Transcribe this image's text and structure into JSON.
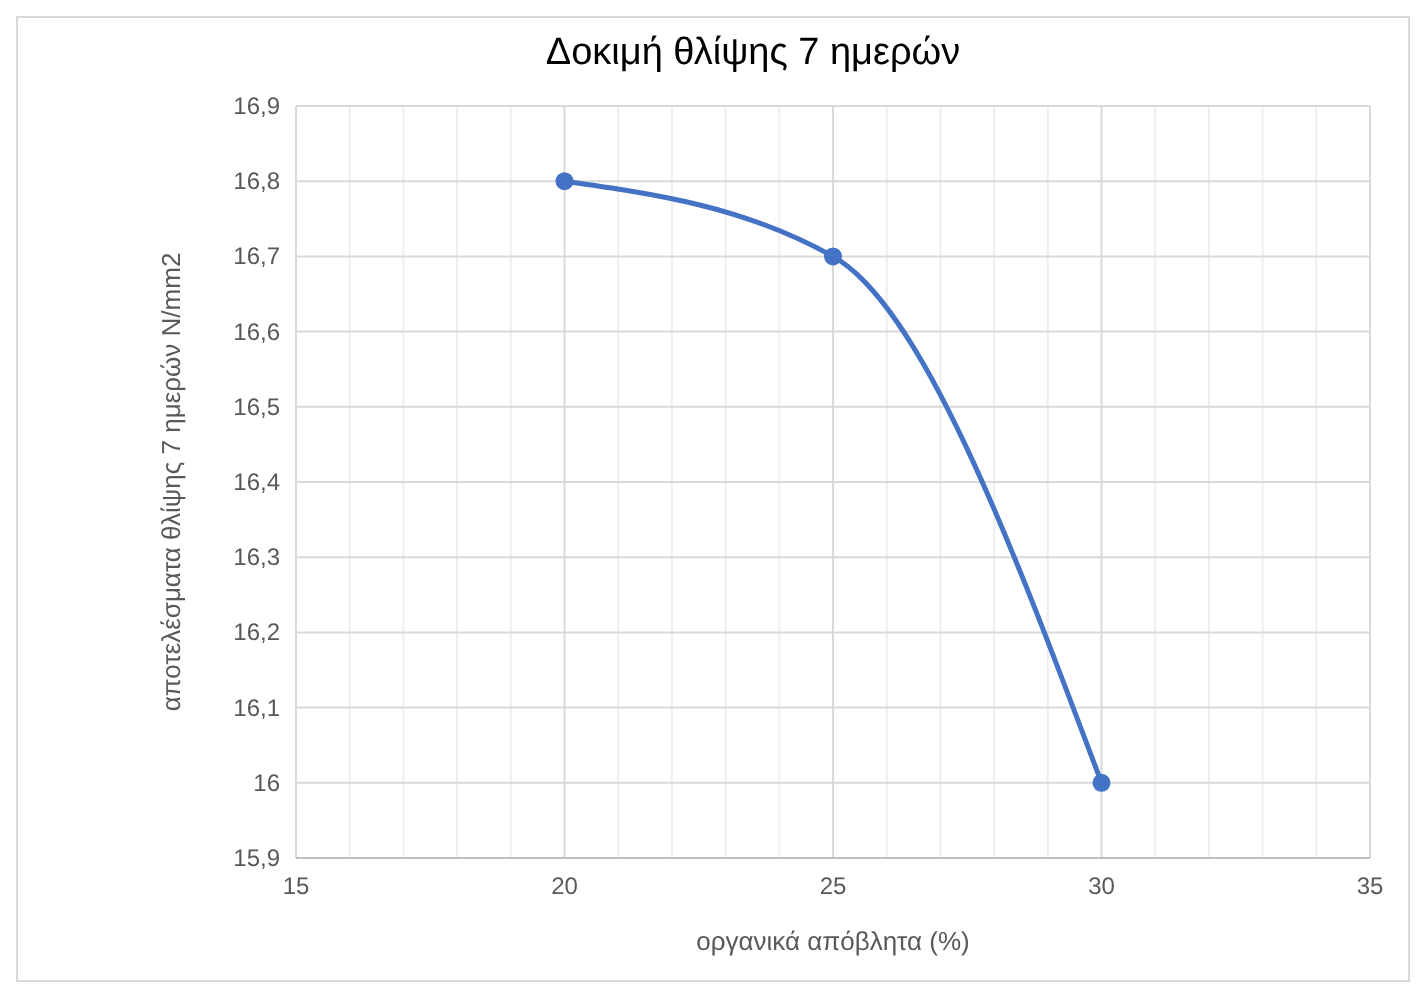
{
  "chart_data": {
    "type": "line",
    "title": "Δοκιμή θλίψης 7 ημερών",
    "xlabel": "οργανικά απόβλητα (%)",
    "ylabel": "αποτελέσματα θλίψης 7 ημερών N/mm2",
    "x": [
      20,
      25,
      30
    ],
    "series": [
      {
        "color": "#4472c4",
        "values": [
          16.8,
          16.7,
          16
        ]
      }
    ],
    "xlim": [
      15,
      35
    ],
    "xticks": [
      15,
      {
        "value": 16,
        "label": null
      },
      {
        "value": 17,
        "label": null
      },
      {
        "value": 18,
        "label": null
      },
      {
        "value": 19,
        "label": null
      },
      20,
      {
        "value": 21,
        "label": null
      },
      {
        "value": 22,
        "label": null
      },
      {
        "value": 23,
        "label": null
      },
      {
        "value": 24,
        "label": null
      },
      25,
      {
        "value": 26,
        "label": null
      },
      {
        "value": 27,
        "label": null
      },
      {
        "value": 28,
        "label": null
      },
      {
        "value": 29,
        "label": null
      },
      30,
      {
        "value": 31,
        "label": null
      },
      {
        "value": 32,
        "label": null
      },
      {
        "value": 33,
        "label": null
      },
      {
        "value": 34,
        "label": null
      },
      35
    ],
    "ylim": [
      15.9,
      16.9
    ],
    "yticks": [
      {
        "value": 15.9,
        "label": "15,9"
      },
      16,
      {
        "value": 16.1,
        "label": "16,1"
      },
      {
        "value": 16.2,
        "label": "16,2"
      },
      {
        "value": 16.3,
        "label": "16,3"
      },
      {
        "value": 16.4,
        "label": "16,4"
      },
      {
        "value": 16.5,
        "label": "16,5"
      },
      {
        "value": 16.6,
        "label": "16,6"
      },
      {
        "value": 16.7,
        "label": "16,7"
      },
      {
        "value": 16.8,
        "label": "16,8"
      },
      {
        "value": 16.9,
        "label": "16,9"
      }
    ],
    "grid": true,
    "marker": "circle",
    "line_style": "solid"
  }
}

------------------------------------------------------------------------

Wherever "θλίψης" shows up in a line, copy that line.

### Output
    "title": "Δοκιμή θλίψης 7 ημερών",
    "ylabel": "αποτελέσματα θλίψης 7 ημερών N/mm2",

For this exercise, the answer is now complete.